YOUR TASK
The records below must be retyped exactly.

GIVEN DATA
****

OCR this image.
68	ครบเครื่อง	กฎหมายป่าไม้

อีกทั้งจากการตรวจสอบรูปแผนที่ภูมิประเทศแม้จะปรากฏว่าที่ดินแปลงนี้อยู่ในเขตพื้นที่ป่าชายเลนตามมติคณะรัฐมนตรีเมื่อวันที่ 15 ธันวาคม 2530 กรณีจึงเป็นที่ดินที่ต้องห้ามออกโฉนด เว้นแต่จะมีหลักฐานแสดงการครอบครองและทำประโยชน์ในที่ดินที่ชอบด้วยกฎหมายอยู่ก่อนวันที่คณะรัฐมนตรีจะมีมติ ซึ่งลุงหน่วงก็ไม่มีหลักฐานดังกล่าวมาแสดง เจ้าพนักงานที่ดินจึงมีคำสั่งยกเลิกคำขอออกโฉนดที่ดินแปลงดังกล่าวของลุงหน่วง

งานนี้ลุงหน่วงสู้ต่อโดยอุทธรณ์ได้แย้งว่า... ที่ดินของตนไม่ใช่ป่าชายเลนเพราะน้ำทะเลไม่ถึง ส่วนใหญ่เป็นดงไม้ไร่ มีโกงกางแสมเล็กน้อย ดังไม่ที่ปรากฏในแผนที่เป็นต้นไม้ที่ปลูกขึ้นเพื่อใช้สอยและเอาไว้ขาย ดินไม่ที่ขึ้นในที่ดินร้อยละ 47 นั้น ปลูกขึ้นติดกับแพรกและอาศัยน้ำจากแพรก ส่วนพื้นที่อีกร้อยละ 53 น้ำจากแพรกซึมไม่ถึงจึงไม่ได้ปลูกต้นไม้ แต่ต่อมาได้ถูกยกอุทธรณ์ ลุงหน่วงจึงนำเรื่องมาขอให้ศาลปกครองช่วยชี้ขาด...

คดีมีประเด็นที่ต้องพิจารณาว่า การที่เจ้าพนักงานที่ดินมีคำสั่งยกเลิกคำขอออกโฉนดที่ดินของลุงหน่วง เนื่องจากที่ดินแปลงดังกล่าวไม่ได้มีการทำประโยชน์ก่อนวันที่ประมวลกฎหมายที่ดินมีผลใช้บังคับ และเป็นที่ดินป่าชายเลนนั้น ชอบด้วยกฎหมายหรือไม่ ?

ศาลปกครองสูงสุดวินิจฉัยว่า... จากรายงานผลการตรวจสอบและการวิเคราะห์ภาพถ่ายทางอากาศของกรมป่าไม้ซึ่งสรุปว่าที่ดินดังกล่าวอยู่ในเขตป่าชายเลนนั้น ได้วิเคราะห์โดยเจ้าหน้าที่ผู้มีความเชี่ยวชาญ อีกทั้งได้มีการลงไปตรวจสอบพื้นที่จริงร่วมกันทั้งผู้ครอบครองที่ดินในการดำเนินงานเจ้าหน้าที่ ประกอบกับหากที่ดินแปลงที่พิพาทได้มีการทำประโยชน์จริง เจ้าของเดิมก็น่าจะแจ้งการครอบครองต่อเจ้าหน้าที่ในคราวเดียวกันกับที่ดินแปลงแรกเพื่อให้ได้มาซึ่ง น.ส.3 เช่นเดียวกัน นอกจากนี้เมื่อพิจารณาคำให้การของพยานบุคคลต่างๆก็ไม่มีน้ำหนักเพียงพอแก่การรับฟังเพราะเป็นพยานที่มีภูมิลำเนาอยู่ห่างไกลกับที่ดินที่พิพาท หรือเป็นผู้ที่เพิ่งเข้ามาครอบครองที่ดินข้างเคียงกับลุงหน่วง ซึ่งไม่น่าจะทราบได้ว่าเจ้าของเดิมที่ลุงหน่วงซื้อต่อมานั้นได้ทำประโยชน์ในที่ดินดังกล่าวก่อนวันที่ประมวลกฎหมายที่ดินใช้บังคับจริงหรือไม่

****

RESPONSE TO THIS EXERCISE
OCR this image.
68	ครบเครื่อง	กฎหมายป่าไม้

อีกทั้งจากการตรวจสอบรูปแผนที่ภูมิประเทศแม้จะปรากฏว่าที่ดินแปลงนี้อยู่ในเขตพื้นที่ป่าชายเลนตามมติคณะรัฐมนตรีเมื่อวันที่ 15 ธันวาคม 2530 กรณีจึงเป็นที่ดินที่ต้องห้ามออกโฉนด เว้นแต่จะมีหลักฐานแสดงการครอบครองและทำประโยชน์ในที่ดินที่ชอบด้วยกฎหมายอยู่ก่อนวันที่คณะรัฐมนตรีจะมีมติ ซึ่งลุงหน่วงก็ไม่มีหลักฐานดังกล่าวมาแสดง เจ้าพนักงานที่ดินจึงมีคำสั่งยกเลิกคำขอออกโฉนดที่ดินแปลงดังกล่าวของลุงหน่วง

งานนี้ลุงหน่วงสู้ต่อโดยอุทธรณ์ได้แย้งว่า... ที่ดินของตนไม่ใช่ป่าชายเลนเพราะน้ำทะเลไม่ถึง ส่วนใหญ่เป็นดงไม้ไร่ มีโกงกางแสมเล็กน้อย ดังไม่ที่ปรากฏในแผนที่เป็นต้นไม้ที่ปลูกขึ้นเพื่อใช้สอยและเอาไว้ขาย ดินไม่ที่ขึ้นในที่ดินร้อยละ 47 นั้น ปลูกขึ้นติดกับแพรกและอาศัยน้ำจากแพรก ส่วนพื้นที่อีกร้อยละ 53 น้ำจากแพรกซึมไม่ถึงจึงไม่ได้ปลูกต้นไม้ แต่ต่อมาได้ถูกยกอุทธรณ์ ลุงหน่วงจึงนำเรื่องมาขอให้ศาลปกครองช่วยชี้ขาด...

คดีมีประเด็นที่ต้องพิจารณาว่า การที่เจ้าพนักงานที่ดินมีคำสั่งยกเลิกคำขอออกโฉนดที่ดินของลุงหน่วง เนื่องจากที่ดินแปลงดังกล่าวไม่ได้มีการทำประโยชน์ก่อนวันที่ประมวลกฎหมายที่ดินมีผลใช้บังคับ และเป็นที่ดินป่าชายเลนนั้น ชอบด้วยกฎหมายหรือไม่ ?

ศาลปกครองสูงสุดวินิจฉัยว่า... จากรายงานผลการตรวจสอบและการวิเคราะห์ภาพถ่ายทางอากาศของกรมป่าไม้ซึ่งสรุปว่าที่ดินดังกล่าวอยู่ในเขตป่าชายเลนนั้น ได้วิเคราะห์โดยเจ้าหน้าที่ผู้มีความเชี่ยวชาญ อีกทั้งได้มีการลงไปตรวจสอบพื้นที่จริงร่วมกันทั้งผู้ครอบครองที่ดินในการดำเนินงานเจ้าหน้าที่ ประกอบกับหากที่ดินแปลงที่พิพาทได้มีการทำประโยชน์จริง เจ้าของเดิมก็น่าจะแจ้งการครอบครองต่อเจ้าหน้าที่ในคราวเดียวกันกับที่ดินแปลงแรกเพื่อให้ได้มาซึ่ง น.ส.3 เช่นเดียวกัน นอกจากนี้เมื่อพิจารณาคำให้การของพยานบุคคลต่างๆก็ไม่มีน้ำหนักเพียงพอแก่การรับฟังเพราะเป็นพยานที่มีภูมิลำเนาอยู่ห่างไกลกับที่ดินที่พิพาท หรือเป็นผู้ที่เพิ่งเข้ามาครอบครองที่ดินข้างเคียงกับลุงหน่วง ซึ่งไม่น่าจะทราบได้ว่าเจ้าของเดิมที่ลุงหน่วงซื้อต่อมานั้นได้ทำประโยชน์ในที่ดินดังกล่าวก่อนวันที่ประมวลกฎหมายที่ดินใช้บังคับจริงหรือไม่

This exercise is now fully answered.